→ DATA EXCERPTS:
_ _ _
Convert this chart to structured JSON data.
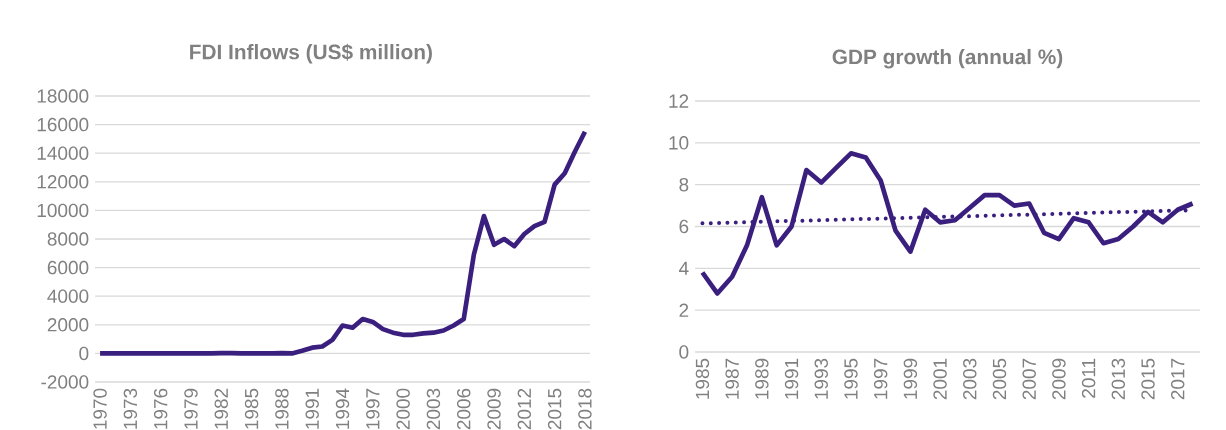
{
  "chart_data": [
    {
      "type": "line",
      "title": "FDI Inflows (US$ million)",
      "categories": [
        "1970",
        null,
        null,
        "1973",
        null,
        null,
        "1976",
        null,
        null,
        "1979",
        null,
        null,
        "1982",
        null,
        null,
        "1985",
        null,
        null,
        "1988",
        null,
        null,
        "1991",
        null,
        null,
        "1994",
        null,
        null,
        "1997",
        null,
        null,
        "2000",
        null,
        null,
        "2003",
        null,
        null,
        "2006",
        null,
        null,
        "2009",
        null,
        null,
        "2012",
        null,
        null,
        "2015",
        null,
        null,
        "2018"
      ],
      "series": [
        {
          "color": "#3a1f7f",
          "line_style": "solid",
          "values": [
            0,
            0,
            0,
            0,
            0,
            0,
            0,
            0,
            0,
            0,
            0,
            0,
            20,
            20,
            0,
            0,
            0,
            0,
            20,
            0,
            180,
            400,
            480,
            950,
            1950,
            1800,
            2400,
            2200,
            1700,
            1450,
            1300,
            1300,
            1400,
            1450,
            1600,
            1950,
            2400,
            6900,
            9600,
            7600,
            8000,
            7500,
            8350,
            8900,
            9200,
            11800,
            12600,
            14100,
            15500
          ]
        }
      ],
      "ylim": [
        -2000,
        18000
      ],
      "yticks": [
        -2000,
        0,
        2000,
        4000,
        6000,
        8000,
        10000,
        12000,
        14000,
        16000,
        18000
      ],
      "grid": "y"
    },
    {
      "type": "line",
      "title": "GDP growth (annual %)",
      "categories": [
        "1985",
        null,
        "1987",
        null,
        "1989",
        null,
        "1991",
        null,
        "1993",
        null,
        "1995",
        null,
        "1997",
        null,
        "1999",
        null,
        "2001",
        null,
        "2003",
        null,
        "2005",
        null,
        "2007",
        null,
        "2009",
        null,
        "2011",
        null,
        "2013",
        null,
        "2015",
        null,
        "2017",
        null
      ],
      "series": [
        {
          "color": "#3a1f7f",
          "line_style": "solid",
          "values": [
            3.8,
            2.8,
            3.6,
            5.1,
            7.4,
            5.1,
            6.0,
            8.7,
            8.1,
            8.8,
            9.5,
            9.3,
            8.2,
            5.8,
            4.8,
            6.8,
            6.2,
            6.3,
            6.9,
            7.5,
            7.5,
            7.0,
            7.1,
            5.7,
            5.4,
            6.4,
            6.2,
            5.2,
            5.4,
            6.0,
            6.7,
            6.2,
            6.8,
            7.1
          ]
        },
        {
          "color": "#3a1f7f",
          "line_style": "dotted",
          "values": [
            6.15,
            6.17,
            6.19,
            6.21,
            6.23,
            6.25,
            6.27,
            6.28,
            6.3,
            6.32,
            6.34,
            6.36,
            6.38,
            6.4,
            6.42,
            6.44,
            6.46,
            6.48,
            6.49,
            6.51,
            6.53,
            6.55,
            6.57,
            6.59,
            6.61,
            6.63,
            6.65,
            6.67,
            6.69,
            6.7,
            6.72,
            6.74,
            6.76,
            6.78
          ]
        }
      ],
      "ylim": [
        0,
        12
      ],
      "yticks": [
        0,
        2,
        4,
        6,
        8,
        10,
        12
      ],
      "grid": "y"
    }
  ]
}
_ _ _
Pictures are excluded; repeat every record exactly.

→ SOLVED EXERCISE:
Convert this chart to structured JSON data.
{
  "chart_data": [
    {
      "type": "line",
      "title": "FDI Inflows (US$ million)",
      "categories": [
        "1970",
        null,
        null,
        "1973",
        null,
        null,
        "1976",
        null,
        null,
        "1979",
        null,
        null,
        "1982",
        null,
        null,
        "1985",
        null,
        null,
        "1988",
        null,
        null,
        "1991",
        null,
        null,
        "1994",
        null,
        null,
        "1997",
        null,
        null,
        "2000",
        null,
        null,
        "2003",
        null,
        null,
        "2006",
        null,
        null,
        "2009",
        null,
        null,
        "2012",
        null,
        null,
        "2015",
        null,
        null,
        "2018"
      ],
      "series": [
        {
          "color": "#3a1f7f",
          "line_style": "solid",
          "values": [
            0,
            0,
            0,
            0,
            0,
            0,
            0,
            0,
            0,
            0,
            0,
            0,
            20,
            20,
            0,
            0,
            0,
            0,
            20,
            0,
            180,
            400,
            480,
            950,
            1950,
            1800,
            2400,
            2200,
            1700,
            1450,
            1300,
            1300,
            1400,
            1450,
            1600,
            1950,
            2400,
            6900,
            9600,
            7600,
            8000,
            7500,
            8350,
            8900,
            9200,
            11800,
            12600,
            14100,
            15500
          ]
        }
      ],
      "ylim": [
        -2000,
        18000
      ],
      "yticks": [
        -2000,
        0,
        2000,
        4000,
        6000,
        8000,
        10000,
        12000,
        14000,
        16000,
        18000
      ],
      "grid": "y"
    },
    {
      "type": "line",
      "title": "GDP growth (annual %)",
      "categories": [
        "1985",
        null,
        "1987",
        null,
        "1989",
        null,
        "1991",
        null,
        "1993",
        null,
        "1995",
        null,
        "1997",
        null,
        "1999",
        null,
        "2001",
        null,
        "2003",
        null,
        "2005",
        null,
        "2007",
        null,
        "2009",
        null,
        "2011",
        null,
        "2013",
        null,
        "2015",
        null,
        "2017",
        null
      ],
      "series": [
        {
          "color": "#3a1f7f",
          "line_style": "solid",
          "values": [
            3.8,
            2.8,
            3.6,
            5.1,
            7.4,
            5.1,
            6.0,
            8.7,
            8.1,
            8.8,
            9.5,
            9.3,
            8.2,
            5.8,
            4.8,
            6.8,
            6.2,
            6.3,
            6.9,
            7.5,
            7.5,
            7.0,
            7.1,
            5.7,
            5.4,
            6.4,
            6.2,
            5.2,
            5.4,
            6.0,
            6.7,
            6.2,
            6.8,
            7.1
          ]
        },
        {
          "color": "#3a1f7f",
          "line_style": "dotted",
          "values": [
            6.15,
            6.17,
            6.19,
            6.21,
            6.23,
            6.25,
            6.27,
            6.28,
            6.3,
            6.32,
            6.34,
            6.36,
            6.38,
            6.4,
            6.42,
            6.44,
            6.46,
            6.48,
            6.49,
            6.51,
            6.53,
            6.55,
            6.57,
            6.59,
            6.61,
            6.63,
            6.65,
            6.67,
            6.69,
            6.7,
            6.72,
            6.74,
            6.76,
            6.78
          ]
        }
      ],
      "ylim": [
        0,
        12
      ],
      "yticks": [
        0,
        2,
        4,
        6,
        8,
        10,
        12
      ],
      "grid": "y"
    }
  ]
}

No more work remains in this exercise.